*Task*: Reproduce the lines below character for character, beginning at the line that contains "1053, 865, 1107]" and stopping after the line that contains "100, 132, 522]".
— start Records for this exercise —
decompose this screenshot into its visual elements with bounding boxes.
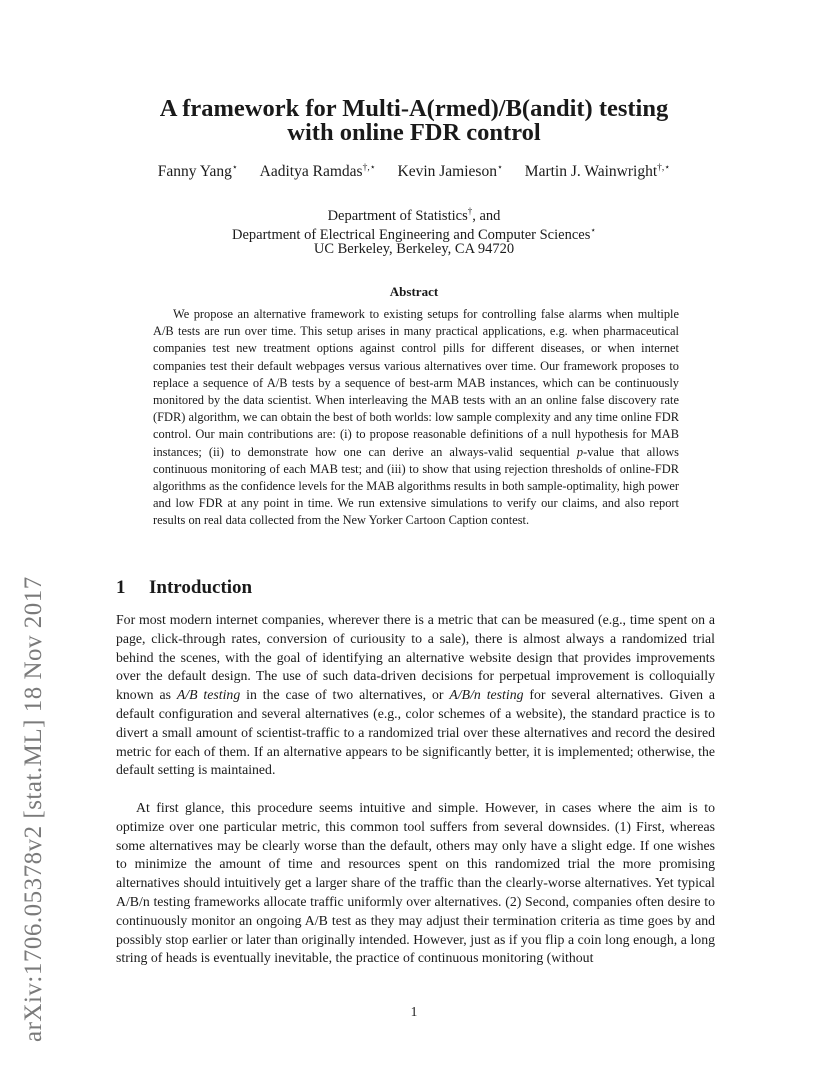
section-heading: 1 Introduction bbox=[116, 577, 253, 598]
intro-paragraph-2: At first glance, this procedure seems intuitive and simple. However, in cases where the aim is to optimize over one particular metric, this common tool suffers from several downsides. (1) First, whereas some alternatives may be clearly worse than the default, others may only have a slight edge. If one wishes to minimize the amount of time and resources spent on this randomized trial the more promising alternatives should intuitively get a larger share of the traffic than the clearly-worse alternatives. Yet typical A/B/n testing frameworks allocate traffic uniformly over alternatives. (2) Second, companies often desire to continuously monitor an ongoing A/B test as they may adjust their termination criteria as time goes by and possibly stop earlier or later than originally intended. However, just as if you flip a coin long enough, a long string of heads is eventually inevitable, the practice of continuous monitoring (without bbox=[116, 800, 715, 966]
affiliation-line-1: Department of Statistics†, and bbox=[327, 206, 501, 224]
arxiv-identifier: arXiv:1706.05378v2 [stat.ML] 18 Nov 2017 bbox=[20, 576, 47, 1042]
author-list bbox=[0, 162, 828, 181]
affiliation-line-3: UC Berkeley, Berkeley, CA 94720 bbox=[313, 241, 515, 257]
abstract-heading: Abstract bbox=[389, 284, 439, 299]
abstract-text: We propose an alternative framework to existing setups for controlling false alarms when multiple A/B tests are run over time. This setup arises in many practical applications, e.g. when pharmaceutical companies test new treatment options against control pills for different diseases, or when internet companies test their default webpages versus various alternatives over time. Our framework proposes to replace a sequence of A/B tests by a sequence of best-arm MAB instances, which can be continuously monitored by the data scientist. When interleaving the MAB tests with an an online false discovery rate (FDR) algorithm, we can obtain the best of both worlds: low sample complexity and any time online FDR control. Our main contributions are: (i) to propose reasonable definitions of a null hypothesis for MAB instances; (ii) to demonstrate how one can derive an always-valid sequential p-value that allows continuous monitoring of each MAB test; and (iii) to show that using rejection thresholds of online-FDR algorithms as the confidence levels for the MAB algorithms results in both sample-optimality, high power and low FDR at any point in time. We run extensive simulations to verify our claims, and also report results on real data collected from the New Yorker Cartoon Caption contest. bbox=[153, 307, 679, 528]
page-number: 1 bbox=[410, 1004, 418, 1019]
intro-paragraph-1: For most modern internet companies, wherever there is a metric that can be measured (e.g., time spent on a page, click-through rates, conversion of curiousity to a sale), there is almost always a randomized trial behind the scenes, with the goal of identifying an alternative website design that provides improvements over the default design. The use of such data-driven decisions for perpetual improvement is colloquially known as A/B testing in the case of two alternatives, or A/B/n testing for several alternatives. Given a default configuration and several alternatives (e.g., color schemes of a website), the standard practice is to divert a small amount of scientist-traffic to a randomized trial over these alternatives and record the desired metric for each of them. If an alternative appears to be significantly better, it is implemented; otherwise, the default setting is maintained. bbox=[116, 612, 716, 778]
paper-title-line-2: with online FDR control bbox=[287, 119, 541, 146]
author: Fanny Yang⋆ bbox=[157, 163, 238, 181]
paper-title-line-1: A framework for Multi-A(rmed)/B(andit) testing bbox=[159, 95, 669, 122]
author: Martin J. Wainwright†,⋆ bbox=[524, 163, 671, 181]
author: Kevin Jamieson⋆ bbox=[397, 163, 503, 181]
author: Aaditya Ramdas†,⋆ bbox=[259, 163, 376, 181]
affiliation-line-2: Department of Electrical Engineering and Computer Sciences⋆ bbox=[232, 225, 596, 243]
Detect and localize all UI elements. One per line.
— end Records for this exercise —
— start Records for this exercise —
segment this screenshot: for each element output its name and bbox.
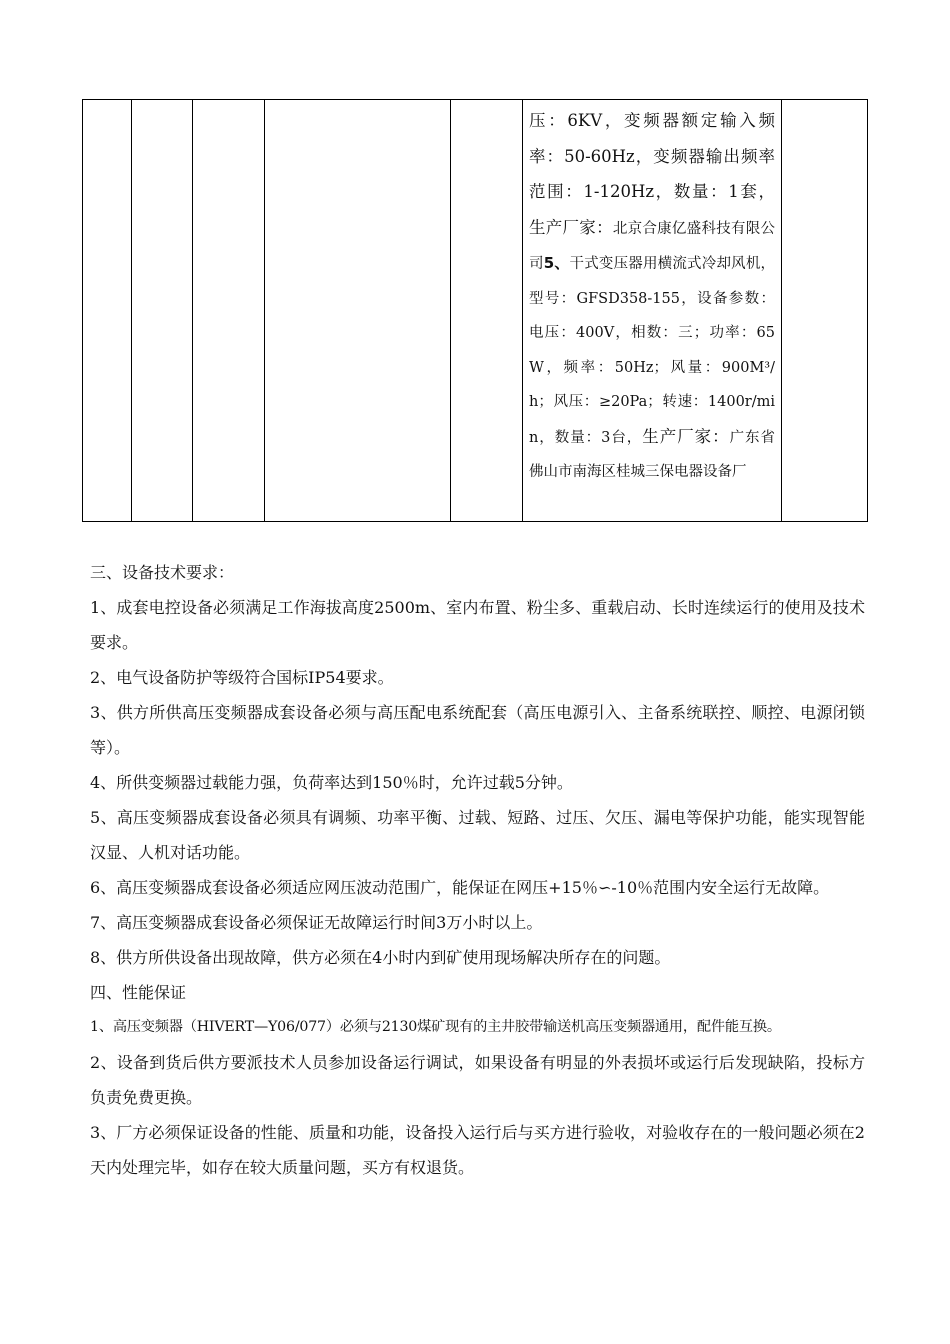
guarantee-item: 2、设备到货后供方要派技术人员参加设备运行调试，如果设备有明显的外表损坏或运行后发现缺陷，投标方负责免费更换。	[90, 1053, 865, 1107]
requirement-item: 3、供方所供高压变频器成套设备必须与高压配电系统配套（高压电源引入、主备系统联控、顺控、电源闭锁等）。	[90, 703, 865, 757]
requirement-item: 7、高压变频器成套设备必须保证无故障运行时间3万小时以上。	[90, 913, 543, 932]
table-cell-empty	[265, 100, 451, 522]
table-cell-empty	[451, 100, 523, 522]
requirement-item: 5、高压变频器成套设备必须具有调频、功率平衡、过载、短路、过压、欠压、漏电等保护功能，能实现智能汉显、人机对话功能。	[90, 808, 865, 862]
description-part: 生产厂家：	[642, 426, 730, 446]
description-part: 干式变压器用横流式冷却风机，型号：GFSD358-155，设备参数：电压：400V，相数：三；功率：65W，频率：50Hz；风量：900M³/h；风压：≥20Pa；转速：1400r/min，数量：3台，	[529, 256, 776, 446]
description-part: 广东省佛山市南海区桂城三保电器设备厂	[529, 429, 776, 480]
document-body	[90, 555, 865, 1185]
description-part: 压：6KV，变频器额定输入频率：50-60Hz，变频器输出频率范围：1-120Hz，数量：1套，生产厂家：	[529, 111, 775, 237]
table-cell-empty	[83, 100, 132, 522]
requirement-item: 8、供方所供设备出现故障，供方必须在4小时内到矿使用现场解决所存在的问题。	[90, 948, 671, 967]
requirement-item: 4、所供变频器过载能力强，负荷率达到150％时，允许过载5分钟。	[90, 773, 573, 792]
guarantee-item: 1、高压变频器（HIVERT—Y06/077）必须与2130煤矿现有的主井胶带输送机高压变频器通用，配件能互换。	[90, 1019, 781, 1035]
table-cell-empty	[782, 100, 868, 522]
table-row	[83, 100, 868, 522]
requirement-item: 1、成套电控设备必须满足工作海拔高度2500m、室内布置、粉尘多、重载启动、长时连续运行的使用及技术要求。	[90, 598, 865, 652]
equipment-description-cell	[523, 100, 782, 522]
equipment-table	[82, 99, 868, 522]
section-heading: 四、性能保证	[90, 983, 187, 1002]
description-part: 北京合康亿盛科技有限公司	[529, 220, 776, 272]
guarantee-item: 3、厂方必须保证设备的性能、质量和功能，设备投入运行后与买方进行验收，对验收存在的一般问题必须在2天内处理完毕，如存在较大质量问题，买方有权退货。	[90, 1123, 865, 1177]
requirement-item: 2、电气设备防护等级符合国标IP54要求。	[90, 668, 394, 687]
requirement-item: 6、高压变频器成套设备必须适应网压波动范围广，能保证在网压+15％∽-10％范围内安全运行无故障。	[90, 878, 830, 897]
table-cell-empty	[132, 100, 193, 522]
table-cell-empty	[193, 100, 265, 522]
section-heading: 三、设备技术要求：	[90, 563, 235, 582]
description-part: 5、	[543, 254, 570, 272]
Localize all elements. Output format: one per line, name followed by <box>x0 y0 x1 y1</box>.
— end Records for this exercise —
*Full response*:
guarantee-item: 2、设备到货后供方要派技术人员参加设备运行调试，如果设备有明显的外表损坏或运行后发现缺陷，投标方负责免费更换。	[90, 1053, 865, 1107]
requirement-item: 3、供方所供高压变频器成套设备必须与高压配电系统配套（高压电源引入、主备系统联控、顺控、电源闭锁等）。	[90, 703, 865, 757]
requirement-item: 7、高压变频器成套设备必须保证无故障运行时间3万小时以上。	[90, 913, 543, 932]
table-cell-empty	[265, 100, 451, 522]
table-cell-empty	[451, 100, 523, 522]
requirement-item: 5、高压变频器成套设备必须具有调频、功率平衡、过载、短路、过压、欠压、漏电等保护功能，能实现智能汉显、人机对话功能。	[90, 808, 865, 862]
description-part: 生产厂家：	[642, 426, 730, 446]
description-part: 干式变压器用横流式冷却风机，型号：GFSD358-155，设备参数：电压：400V，相数：三；功率：65W，频率：50Hz；风量：900M³/h；风压：≥20Pa；转速：1400r/min，数量：3台，	[529, 256, 776, 446]
description-part: 广东省佛山市南海区桂城三保电器设备厂	[529, 429, 776, 480]
document-body	[90, 555, 865, 1185]
description-part: 压：6KV，变频器额定输入频率：50-60Hz，变频器输出频率范围：1-120Hz，数量：1套，生产厂家：	[529, 111, 775, 237]
table-cell-empty	[83, 100, 132, 522]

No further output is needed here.